GOAL OF THE EXERCISE -
Edit the data from the line containing "Enumerate the UI" down through the line containing "point — [204, 406, 211, 413]", and write those lines out again with "y-tick-label" changed to "y-axis-tick" and nothing else altered.

Spatial annotation data -
** START **
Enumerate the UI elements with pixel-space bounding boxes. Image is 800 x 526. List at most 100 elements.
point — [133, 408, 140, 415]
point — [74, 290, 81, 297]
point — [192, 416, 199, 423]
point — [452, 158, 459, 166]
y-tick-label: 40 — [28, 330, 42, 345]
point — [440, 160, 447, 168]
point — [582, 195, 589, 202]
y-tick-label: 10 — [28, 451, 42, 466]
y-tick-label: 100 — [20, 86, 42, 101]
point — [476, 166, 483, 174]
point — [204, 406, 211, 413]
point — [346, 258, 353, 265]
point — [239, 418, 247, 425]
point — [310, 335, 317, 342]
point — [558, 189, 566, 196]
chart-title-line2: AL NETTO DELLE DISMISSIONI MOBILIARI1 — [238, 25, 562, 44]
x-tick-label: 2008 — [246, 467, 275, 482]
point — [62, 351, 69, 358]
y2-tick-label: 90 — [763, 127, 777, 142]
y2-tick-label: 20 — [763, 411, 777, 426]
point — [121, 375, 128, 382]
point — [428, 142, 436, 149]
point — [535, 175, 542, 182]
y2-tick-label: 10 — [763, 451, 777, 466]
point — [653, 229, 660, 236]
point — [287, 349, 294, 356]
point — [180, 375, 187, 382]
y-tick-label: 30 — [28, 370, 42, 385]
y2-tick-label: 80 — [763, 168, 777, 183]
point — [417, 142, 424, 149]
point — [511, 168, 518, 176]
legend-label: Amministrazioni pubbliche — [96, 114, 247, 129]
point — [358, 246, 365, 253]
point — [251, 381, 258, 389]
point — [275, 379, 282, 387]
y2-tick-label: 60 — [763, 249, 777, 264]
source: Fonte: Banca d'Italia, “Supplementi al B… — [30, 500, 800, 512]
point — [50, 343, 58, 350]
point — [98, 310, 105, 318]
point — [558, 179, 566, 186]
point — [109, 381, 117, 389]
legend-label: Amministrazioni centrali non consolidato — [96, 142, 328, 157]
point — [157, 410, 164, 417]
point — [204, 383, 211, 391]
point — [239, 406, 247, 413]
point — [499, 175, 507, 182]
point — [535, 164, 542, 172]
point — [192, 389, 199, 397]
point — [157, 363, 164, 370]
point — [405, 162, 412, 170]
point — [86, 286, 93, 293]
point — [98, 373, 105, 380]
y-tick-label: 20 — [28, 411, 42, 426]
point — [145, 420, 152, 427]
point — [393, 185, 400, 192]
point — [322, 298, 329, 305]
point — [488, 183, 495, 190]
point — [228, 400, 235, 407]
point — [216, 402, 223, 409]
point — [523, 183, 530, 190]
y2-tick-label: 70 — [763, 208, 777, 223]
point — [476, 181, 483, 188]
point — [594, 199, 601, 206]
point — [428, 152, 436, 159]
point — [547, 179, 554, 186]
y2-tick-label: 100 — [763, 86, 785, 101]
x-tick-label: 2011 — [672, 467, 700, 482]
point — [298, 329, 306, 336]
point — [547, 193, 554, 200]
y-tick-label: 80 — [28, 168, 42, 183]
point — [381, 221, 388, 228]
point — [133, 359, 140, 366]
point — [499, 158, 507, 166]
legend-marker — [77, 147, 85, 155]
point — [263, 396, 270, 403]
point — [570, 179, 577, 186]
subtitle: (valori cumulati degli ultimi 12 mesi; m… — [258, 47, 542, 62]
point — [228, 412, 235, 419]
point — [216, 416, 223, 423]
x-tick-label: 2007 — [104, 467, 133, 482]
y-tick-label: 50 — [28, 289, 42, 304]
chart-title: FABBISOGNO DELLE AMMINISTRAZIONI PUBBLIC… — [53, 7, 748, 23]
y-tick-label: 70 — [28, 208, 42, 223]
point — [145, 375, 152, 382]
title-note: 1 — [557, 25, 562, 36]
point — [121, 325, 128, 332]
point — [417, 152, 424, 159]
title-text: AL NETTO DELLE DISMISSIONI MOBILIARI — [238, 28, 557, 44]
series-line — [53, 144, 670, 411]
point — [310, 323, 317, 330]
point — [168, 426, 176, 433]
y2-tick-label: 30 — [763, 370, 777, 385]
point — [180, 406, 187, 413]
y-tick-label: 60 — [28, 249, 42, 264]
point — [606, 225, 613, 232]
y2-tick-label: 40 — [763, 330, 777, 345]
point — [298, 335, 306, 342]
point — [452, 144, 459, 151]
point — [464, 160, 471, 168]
** END **
** START **
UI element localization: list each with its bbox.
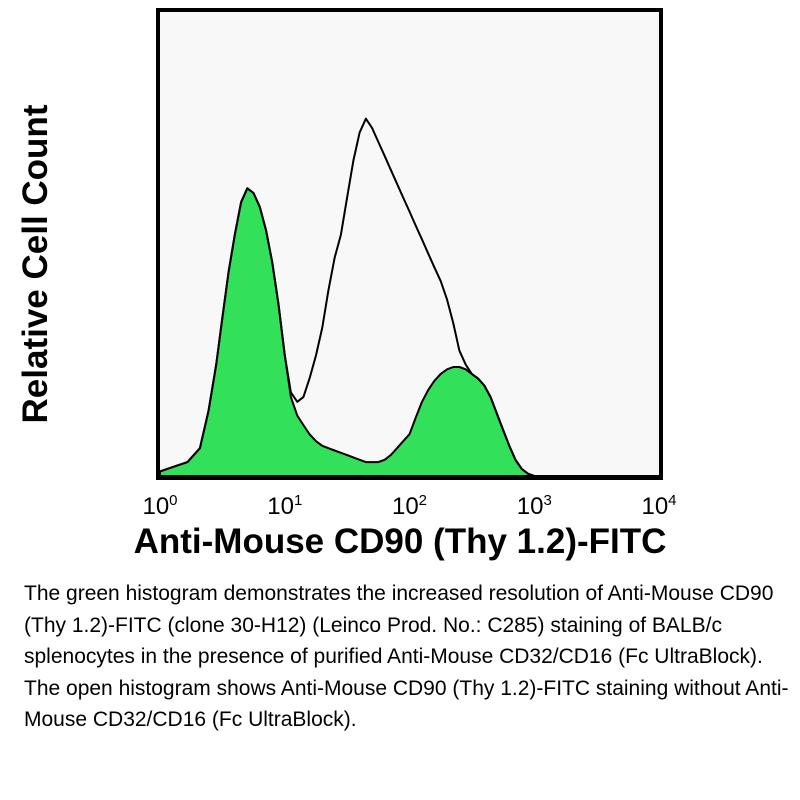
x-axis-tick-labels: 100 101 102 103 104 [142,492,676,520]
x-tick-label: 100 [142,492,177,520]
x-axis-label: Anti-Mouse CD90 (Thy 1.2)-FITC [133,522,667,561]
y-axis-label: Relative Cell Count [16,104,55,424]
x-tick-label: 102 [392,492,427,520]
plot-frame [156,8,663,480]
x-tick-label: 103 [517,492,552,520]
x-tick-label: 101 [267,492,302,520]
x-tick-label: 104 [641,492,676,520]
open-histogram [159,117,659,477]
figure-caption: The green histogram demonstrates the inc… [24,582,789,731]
** END **
RIGHT ANSWER -
Enumerate the UI elements with pixel-space bounding boxes. Image is 800 x 526. List at most 100 elements.
point — [133, 408, 140, 415]
point — [74, 290, 81, 297]
point — [192, 416, 199, 423]
point — [452, 158, 459, 166]
y-axis-tick: 40 — [28, 330, 42, 345]
point — [440, 160, 447, 168]
point — [582, 195, 589, 202]
y-axis-tick: 10 — [28, 451, 42, 466]
y-axis-tick: 100 — [20, 86, 42, 101]
point — [476, 166, 483, 174]
point — [204, 406, 211, 413]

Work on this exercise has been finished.